[START OF Entries shown]
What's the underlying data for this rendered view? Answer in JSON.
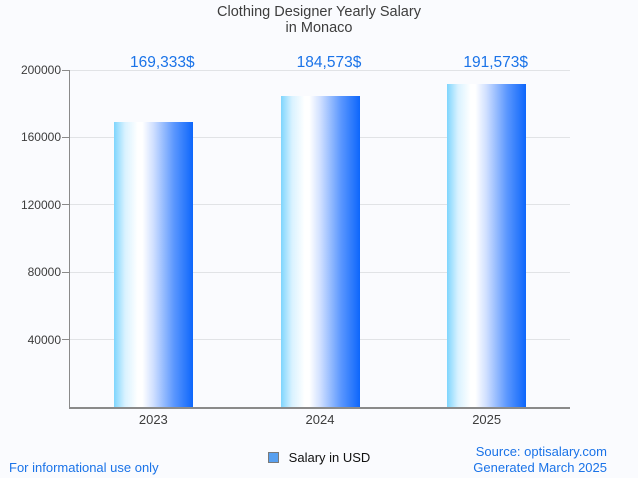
{
  "chart_data": {
    "type": "bar",
    "title": "Clothing Designer Yearly Salary in Monaco",
    "title_lines": [
      "Clothing Designer Yearly Salary",
      "in Monaco"
    ],
    "categories": [
      "2023",
      "2024",
      "2025"
    ],
    "series": [
      {
        "name": "Salary in USD",
        "values": [
          169333,
          184573,
          191573
        ],
        "value_labels": [
          "169,333$",
          "184,573$",
          "191,573$"
        ]
      }
    ],
    "xlabel": "",
    "ylabel": "",
    "ylim": [
      0,
      200000
    ],
    "yticks": [
      40000,
      80000,
      120000,
      160000,
      200000
    ],
    "ytick_labels": [
      "40000",
      "80000",
      "120000",
      "160000",
      "200000"
    ],
    "grid": "horizontal",
    "legend_position": "bottom-center"
  },
  "legend": {
    "label": "Salary in USD",
    "swatch_icon": "blue-square-icon",
    "swatch_color": "#58a0f0"
  },
  "footer": {
    "disclaimer": "For informational use only",
    "source": "Source: optisalary.com",
    "generated": "Generated March 2025"
  },
  "colors": {
    "background": "#fafbfe",
    "accent_text": "#1a73e8",
    "title_text": "#3d3d3d",
    "axis_line": "#8a8a8a",
    "gridline": "#e1e3e6",
    "bar_gradient_left": "#7ed5fd",
    "bar_gradient_mid": "#ffffff",
    "bar_gradient_right": "#0d66fb"
  }
}
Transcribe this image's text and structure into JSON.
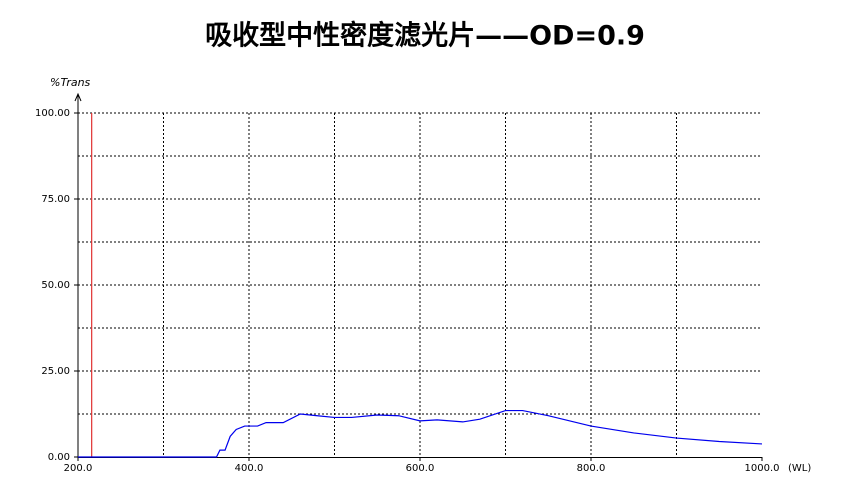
{
  "chart_data": {
    "type": "line",
    "title": "吸收型中性密度滤光片——OD=0.9",
    "ylabel": "%Trans",
    "xlabel": "(WL)",
    "x": [
      200,
      362,
      366,
      372,
      378,
      385,
      395,
      410,
      420,
      440,
      460,
      480,
      500,
      520,
      550,
      575,
      600,
      620,
      650,
      670,
      700,
      720,
      750,
      800,
      850,
      900,
      950,
      1000
    ],
    "values": [
      0,
      0,
      2,
      2,
      6,
      8,
      9,
      9,
      10,
      10,
      12.5,
      12,
      11.5,
      11.5,
      12.2,
      12,
      10.5,
      10.8,
      10.2,
      11,
      13.5,
      13.5,
      12,
      9,
      7,
      5.5,
      4.5,
      3.8
    ],
    "color": "#0000ee",
    "xlim": [
      200,
      1000
    ],
    "ylim": [
      0,
      100
    ],
    "xticks": [
      {
        "value": 200,
        "label": "200.0"
      },
      {
        "value": 400,
        "label": "400.0"
      },
      {
        "value": 600,
        "label": "600.0"
      },
      {
        "value": 800,
        "label": "800.0"
      },
      {
        "value": 1000,
        "label": "1000.0"
      }
    ],
    "yticks": [
      {
        "value": 0,
        "label": "0.00"
      },
      {
        "value": 25,
        "label": "25.00"
      },
      {
        "value": 50,
        "label": "50.00"
      },
      {
        "value": 75,
        "label": "75.00"
      },
      {
        "value": 100,
        "label": "100.00"
      }
    ],
    "xgrid": [
      300,
      400,
      500,
      600,
      700,
      800,
      900
    ],
    "ygrid": [
      12.5,
      25,
      37.5,
      50,
      62.5,
      75,
      87.5,
      100
    ],
    "grid": true,
    "vline": {
      "x": 216,
      "color": "#e03030"
    }
  }
}
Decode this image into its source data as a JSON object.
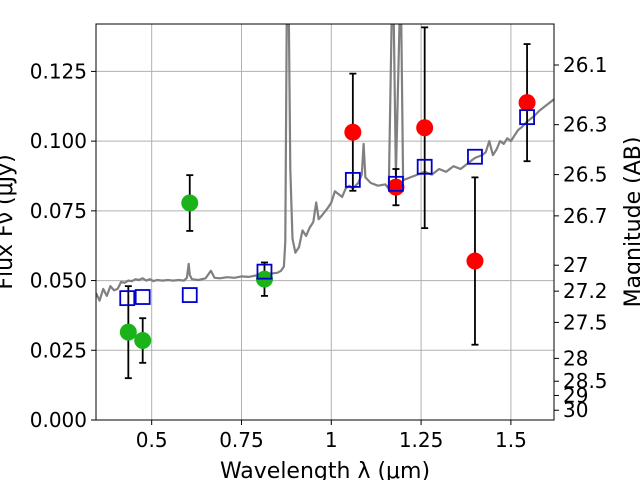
{
  "chart_data": {
    "type": "scatter",
    "title": "",
    "xlabel": "Wavelength  λ (μm)",
    "ylabel_left": "Flux  Fν (μJy)",
    "ylabel_right": "Magnitude (AB)",
    "xlim": [
      0.345,
      1.62
    ],
    "ylim": [
      0.0,
      0.142
    ],
    "grid": true,
    "x_ticks": [
      0.5,
      0.75,
      1.0,
      1.25,
      1.5
    ],
    "x_tick_labels": [
      "0.5",
      "0.75",
      "1",
      "1.25",
      "1.5"
    ],
    "y_ticks": [
      0.0,
      0.025,
      0.05,
      0.075,
      0.1,
      0.125
    ],
    "y_tick_labels": [
      "0.000",
      "0.025",
      "0.050",
      "0.075",
      "0.100",
      "0.125"
    ],
    "right_ticks": [
      {
        "label": "26.1",
        "flux": 0.1273
      },
      {
        "label": "26.3",
        "flux": 0.1059
      },
      {
        "label": "26.5",
        "flux": 0.088
      },
      {
        "label": "26.7",
        "flux": 0.0732
      },
      {
        "label": "27",
        "flux": 0.0555
      },
      {
        "label": "27.2",
        "flux": 0.0462
      },
      {
        "label": "27.5",
        "flux": 0.035
      },
      {
        "label": "28",
        "flux": 0.0221
      },
      {
        "label": "28.5",
        "flux": 0.0139
      },
      {
        "label": "29",
        "flux": 0.0088
      },
      {
        "label": "30",
        "flux": 0.0035
      }
    ],
    "colors": {
      "spectrum": "#808080",
      "green": "#1ab31a",
      "red": "#ff0000",
      "model": "#0000cc",
      "errorbar": "#000000",
      "grid": "#b0b0b0"
    },
    "series": [
      {
        "marker": "circle",
        "color": "#1ab31a",
        "points": [
          {
            "x": 0.435,
            "y": 0.0315,
            "yerr_low": 0.0165,
            "yerr_high": 0.0165
          },
          {
            "x": 0.475,
            "y": 0.0285,
            "yerr_low": 0.008,
            "yerr_high": 0.008
          },
          {
            "x": 0.606,
            "y": 0.0778,
            "yerr_low": 0.01,
            "yerr_high": 0.01
          },
          {
            "x": 0.814,
            "y": 0.0505,
            "yerr_low": 0.006,
            "yerr_high": 0.006
          }
        ]
      },
      {
        "marker": "circle",
        "color": "#ff0000",
        "points": [
          {
            "x": 1.06,
            "y": 0.1032,
            "yerr_low": 0.021,
            "yerr_high": 0.021
          },
          {
            "x": 1.18,
            "y": 0.0835,
            "yerr_low": 0.0065,
            "yerr_high": 0.0065
          },
          {
            "x": 1.26,
            "y": 0.1048,
            "yerr_low": 0.036,
            "yerr_high": 0.036
          },
          {
            "x": 1.4,
            "y": 0.057,
            "yerr_low": 0.03,
            "yerr_high": 0.03
          },
          {
            "x": 1.545,
            "y": 0.1138,
            "yerr_low": 0.021,
            "yerr_high": 0.021
          }
        ]
      },
      {
        "marker": "open-square",
        "color": "#0000cc",
        "points": [
          {
            "x": 0.432,
            "y": 0.0437
          },
          {
            "x": 0.475,
            "y": 0.0441
          },
          {
            "x": 0.606,
            "y": 0.0448
          },
          {
            "x": 0.814,
            "y": 0.0532
          },
          {
            "x": 1.06,
            "y": 0.0861
          },
          {
            "x": 1.18,
            "y": 0.0847
          },
          {
            "x": 1.26,
            "y": 0.0908
          },
          {
            "x": 1.4,
            "y": 0.0944
          },
          {
            "x": 1.545,
            "y": 0.1086
          }
        ]
      },
      {
        "marker": "line",
        "color": "#808080",
        "points": [
          [
            0.345,
            0.0455
          ],
          [
            0.355,
            0.0428
          ],
          [
            0.365,
            0.047
          ],
          [
            0.375,
            0.0445
          ],
          [
            0.385,
            0.048
          ],
          [
            0.395,
            0.0465
          ],
          [
            0.405,
            0.047
          ],
          [
            0.415,
            0.0495
          ],
          [
            0.425,
            0.0492
          ],
          [
            0.435,
            0.05
          ],
          [
            0.445,
            0.0498
          ],
          [
            0.455,
            0.0505
          ],
          [
            0.465,
            0.0502
          ],
          [
            0.475,
            0.0508
          ],
          [
            0.485,
            0.05
          ],
          [
            0.495,
            0.0505
          ],
          [
            0.505,
            0.0498
          ],
          [
            0.515,
            0.0502
          ],
          [
            0.53,
            0.05
          ],
          [
            0.545,
            0.0502
          ],
          [
            0.56,
            0.05
          ],
          [
            0.575,
            0.0502
          ],
          [
            0.59,
            0.05
          ],
          [
            0.598,
            0.051
          ],
          [
            0.603,
            0.056
          ],
          [
            0.606,
            0.052
          ],
          [
            0.612,
            0.0505
          ],
          [
            0.63,
            0.0502
          ],
          [
            0.65,
            0.0508
          ],
          [
            0.665,
            0.0535
          ],
          [
            0.675,
            0.051
          ],
          [
            0.69,
            0.0508
          ],
          [
            0.71,
            0.0512
          ],
          [
            0.73,
            0.051
          ],
          [
            0.75,
            0.0515
          ],
          [
            0.77,
            0.0513
          ],
          [
            0.79,
            0.0518
          ],
          [
            0.81,
            0.052
          ],
          [
            0.83,
            0.0525
          ],
          [
            0.85,
            0.0528
          ],
          [
            0.86,
            0.0535
          ],
          [
            0.868,
            0.055
          ],
          [
            0.872,
            0.064
          ],
          [
            0.876,
            0.142
          ],
          [
            0.882,
            0.142
          ],
          [
            0.886,
            0.09
          ],
          [
            0.892,
            0.065
          ],
          [
            0.9,
            0.06
          ],
          [
            0.91,
            0.062
          ],
          [
            0.92,
            0.068
          ],
          [
            0.93,
            0.066
          ],
          [
            0.94,
            0.069
          ],
          [
            0.95,
            0.071
          ],
          [
            0.958,
            0.078
          ],
          [
            0.965,
            0.072
          ],
          [
            0.975,
            0.0735
          ],
          [
            0.99,
            0.076
          ],
          [
            1.0,
            0.078
          ],
          [
            1.01,
            0.082
          ],
          [
            1.02,
            0.081
          ],
          [
            1.03,
            0.08
          ],
          [
            1.04,
            0.083
          ],
          [
            1.05,
            0.084
          ],
          [
            1.06,
            0.083
          ],
          [
            1.075,
            0.085
          ],
          [
            1.085,
            0.088
          ],
          [
            1.09,
            0.099
          ],
          [
            1.095,
            0.087
          ],
          [
            1.11,
            0.085
          ],
          [
            1.13,
            0.084
          ],
          [
            1.15,
            0.0845
          ],
          [
            1.16,
            0.083
          ],
          [
            1.168,
            0.142
          ],
          [
            1.174,
            0.142
          ],
          [
            1.18,
            0.088
          ],
          [
            1.19,
            0.142
          ],
          [
            1.195,
            0.142
          ],
          [
            1.2,
            0.086
          ],
          [
            1.22,
            0.087
          ],
          [
            1.24,
            0.088
          ],
          [
            1.26,
            0.089
          ],
          [
            1.28,
            0.088
          ],
          [
            1.3,
            0.09
          ],
          [
            1.32,
            0.089
          ],
          [
            1.34,
            0.091
          ],
          [
            1.36,
            0.09
          ],
          [
            1.38,
            0.092
          ],
          [
            1.4,
            0.094
          ],
          [
            1.42,
            0.095
          ],
          [
            1.43,
            0.096
          ],
          [
            1.44,
            0.1
          ],
          [
            1.45,
            0.095
          ],
          [
            1.46,
            0.097
          ],
          [
            1.47,
            0.1
          ],
          [
            1.48,
            0.099
          ],
          [
            1.49,
            0.101
          ],
          [
            1.5,
            0.1
          ],
          [
            1.51,
            0.102
          ],
          [
            1.52,
            0.104
          ],
          [
            1.53,
            0.105
          ],
          [
            1.545,
            0.107
          ],
          [
            1.555,
            0.108
          ],
          [
            1.565,
            0.109
          ],
          [
            1.58,
            0.111
          ],
          [
            1.6,
            0.113
          ],
          [
            1.62,
            0.115
          ]
        ]
      }
    ]
  }
}
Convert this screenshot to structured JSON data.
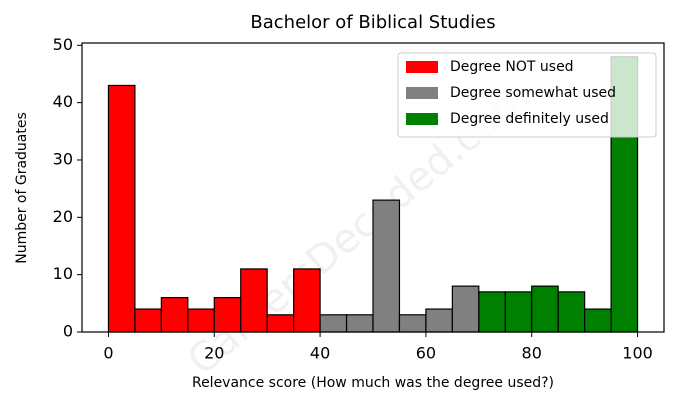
{
  "chart_data": {
    "type": "histogram",
    "title": "Bachelor of Biblical Studies",
    "x_label": "Relevance score (How much was the degree used?)",
    "y_label": "Number of Graduates",
    "watermark": "CareersDecoded.com",
    "series": [
      {
        "name": "Degree NOT used",
        "color": "#ff0000",
        "bins": [
          0,
          5,
          10,
          15,
          20,
          25,
          30,
          35,
          40
        ],
        "values": [
          43,
          4,
          6,
          4,
          6,
          11,
          3,
          11
        ]
      },
      {
        "name": "Degree somewhat used",
        "color": "#808080",
        "bins": [
          40,
          45,
          50,
          55,
          60,
          65,
          70
        ],
        "values": [
          3,
          3,
          23,
          3,
          4,
          8
        ]
      },
      {
        "name": "Degree definitely used",
        "color": "#008000",
        "bins": [
          70,
          75,
          80,
          85,
          90,
          95,
          100
        ],
        "values": [
          7,
          7,
          8,
          7,
          4,
          48
        ]
      }
    ],
    "xlim": [
      -5,
      105
    ],
    "xticks": [
      0,
      20,
      40,
      60,
      80,
      100
    ],
    "ylim": [
      0,
      50.4
    ],
    "yticks": [
      0,
      10,
      20,
      30,
      40,
      50
    ],
    "grid": false,
    "legend": "upper right"
  }
}
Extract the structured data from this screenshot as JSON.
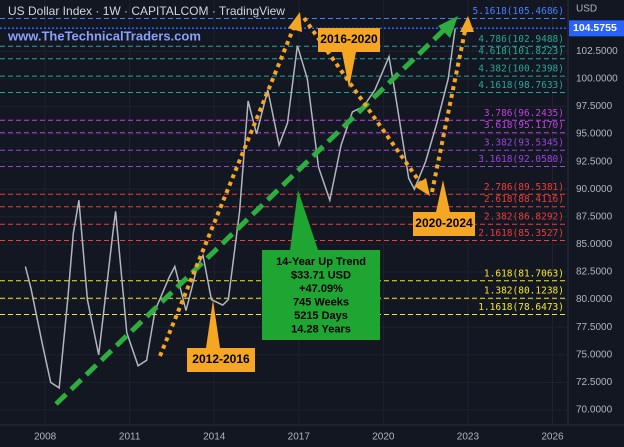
{
  "chart_data": {
    "type": "line",
    "title": "US Dollar Index · 1W · CAPITALCOM · TradingView",
    "watermark": "www.TheTechnicalTraders.com",
    "currency": "USD",
    "current_price": 104.5755,
    "xlim": [
      2006.4,
      2026.55
    ],
    "ylim": [
      68.64,
      107.14
    ],
    "xticks": [
      2008,
      2011,
      2014,
      2017,
      2020,
      2023,
      2026
    ],
    "yticks": [
      {
        "value": 70,
        "label": "70.0000"
      },
      {
        "value": 72.5,
        "label": "72.5000"
      },
      {
        "value": 75,
        "label": "75.0000"
      },
      {
        "value": 77.5,
        "label": "77.5000"
      },
      {
        "value": 80,
        "label": "80.0000"
      },
      {
        "value": 82.5,
        "label": "82.5000"
      },
      {
        "value": 85,
        "label": "85.0000"
      },
      {
        "value": 87.5,
        "label": "87.5000"
      },
      {
        "value": 90,
        "label": "90.0000"
      },
      {
        "value": 92.5,
        "label": "92.5000"
      },
      {
        "value": 95,
        "label": "95.0000"
      },
      {
        "value": 97.5,
        "label": "97.5000"
      },
      {
        "value": 100,
        "label": "100.0000"
      },
      {
        "value": 102.5,
        "label": "102.5000"
      }
    ],
    "fib_levels": [
      {
        "value": 105.4686,
        "label": "5.1618(105.4686)",
        "color": "#4a7dff"
      },
      {
        "value": 102.9488,
        "label": "4.786(102.9488)",
        "color": "#26a69a"
      },
      {
        "value": 101.8223,
        "label": "4.618(101.8223)",
        "color": "#26a69a"
      },
      {
        "value": 100.2398,
        "label": "4.382(100.2398)",
        "color": "#26a69a"
      },
      {
        "value": 98.7633,
        "label": "4.1618(98.7633)",
        "color": "#26a69a"
      },
      {
        "value": 96.2435,
        "label": "3.786(96.2435)",
        "color": "#c040e0"
      },
      {
        "value": 95.117,
        "label": "3.618(95.1170)",
        "color": "#c040e0"
      },
      {
        "value": 93.5345,
        "label": "3.382(93.5345)",
        "color": "#9c40e0"
      },
      {
        "value": 92.058,
        "label": "3.1618(92.0580)",
        "color": "#9c40e0"
      },
      {
        "value": 89.5381,
        "label": "2.786(89.5381)",
        "color": "#ef3b3b"
      },
      {
        "value": 88.4116,
        "label": "2.618(88.4116)",
        "color": "#ef3b3b"
      },
      {
        "value": 86.8292,
        "label": "2.382(86.8292)",
        "color": "#ef3b3b"
      },
      {
        "value": 85.3527,
        "label": "2.1618(85.3527)",
        "color": "#ef3b3b"
      },
      {
        "value": 81.7063,
        "label": "1.618(81.7063)",
        "color": "#f5e625"
      },
      {
        "value": 80.1238,
        "label": "1.382(80.1238)",
        "color": "#f5e625"
      },
      {
        "value": 78.6473,
        "label": "1.1618(78.6473)",
        "color": "#f5e625"
      }
    ],
    "annotations": [
      "2016-2020",
      "2012-2016",
      "2020-2024"
    ],
    "trend_box": [
      "14-Year Up Trend",
      "$33.71 USD",
      "+47.09%",
      "745 Weeks",
      "5215 Days",
      "14.28 Years"
    ],
    "series": [
      {
        "name": "US Dollar Index",
        "color": "#b2b5be",
        "x": [
          2007.3,
          2007.5,
          2007.9,
          2008.2,
          2008.5,
          2008.8,
          2009.0,
          2009.2,
          2009.5,
          2009.9,
          2010.4,
          2010.5,
          2010.9,
          2011.3,
          2011.6,
          2011.9,
          2012.4,
          2012.6,
          2013.0,
          2013.4,
          2013.6,
          2013.9,
          2014.3,
          2014.5,
          2014.9,
          2015.2,
          2015.5,
          2015.9,
          2016.3,
          2016.6,
          2016.95,
          2017.3,
          2017.7,
          2018.1,
          2018.5,
          2018.9,
          2019.3,
          2019.7,
          2020.2,
          2020.4,
          2020.9,
          2021.1,
          2021.5,
          2021.9,
          2022.3,
          2022.55
        ],
        "values": [
          83,
          81,
          76,
          72.5,
          72,
          80,
          86,
          89,
          80,
          75,
          86,
          88,
          77,
          74,
          74.5,
          79,
          82,
          83,
          79,
          83,
          84,
          80,
          79.5,
          80,
          88,
          98,
          95,
          99,
          94,
          96,
          103,
          100,
          92,
          89,
          94,
          97,
          97.5,
          99,
          102,
          99,
          91,
          90,
          92.5,
          96,
          100,
          104.5755
        ]
      }
    ]
  }
}
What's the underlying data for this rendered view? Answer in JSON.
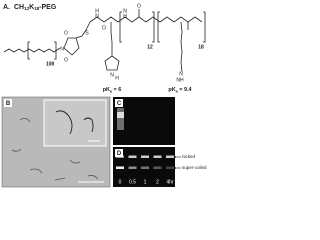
{
  "panel_a": {
    "label": "A.",
    "title": {
      "a": "CH",
      "b": "12",
      "c": "K",
      "d": "18",
      "e": "-PEG"
    },
    "repeat_peg": "108",
    "repeat_his": "12",
    "repeat_lys": "18",
    "pka_his": {
      "p": "pK",
      "sub": "a",
      "rest": " = 6"
    },
    "pka_lys": {
      "p": "pK",
      "sub": "a",
      "rest": " = 9.4"
    },
    "atoms": [
      "O",
      "N",
      "O",
      "S",
      "H",
      "N",
      "O",
      "N",
      "H",
      "N",
      "H",
      "O",
      "N",
      "NH"
    ]
  },
  "panel_b": {
    "label": "B"
  },
  "panel_c": {
    "label": "C"
  },
  "panel_d": {
    "label": "D",
    "lanes": [
      "0",
      "0.5",
      "1",
      "2",
      "4hr"
    ],
    "bands": [
      "nicked",
      "super-coiled"
    ]
  }
}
[END OF Entries shown]
Identify the lines of the entries containing the string "JSON". Copy each such line.

Solution for this problem:
What's the underlying data for this rendered view? Answer in JSON.
Transcribe this image's text and structure into JSON.
Decode this image into its source data as a JSON object.
Convert this screenshot to structured JSON data.
Extract the structured data from this screenshot as JSON.
What's the underlying data for this rendered view? Answer in JSON.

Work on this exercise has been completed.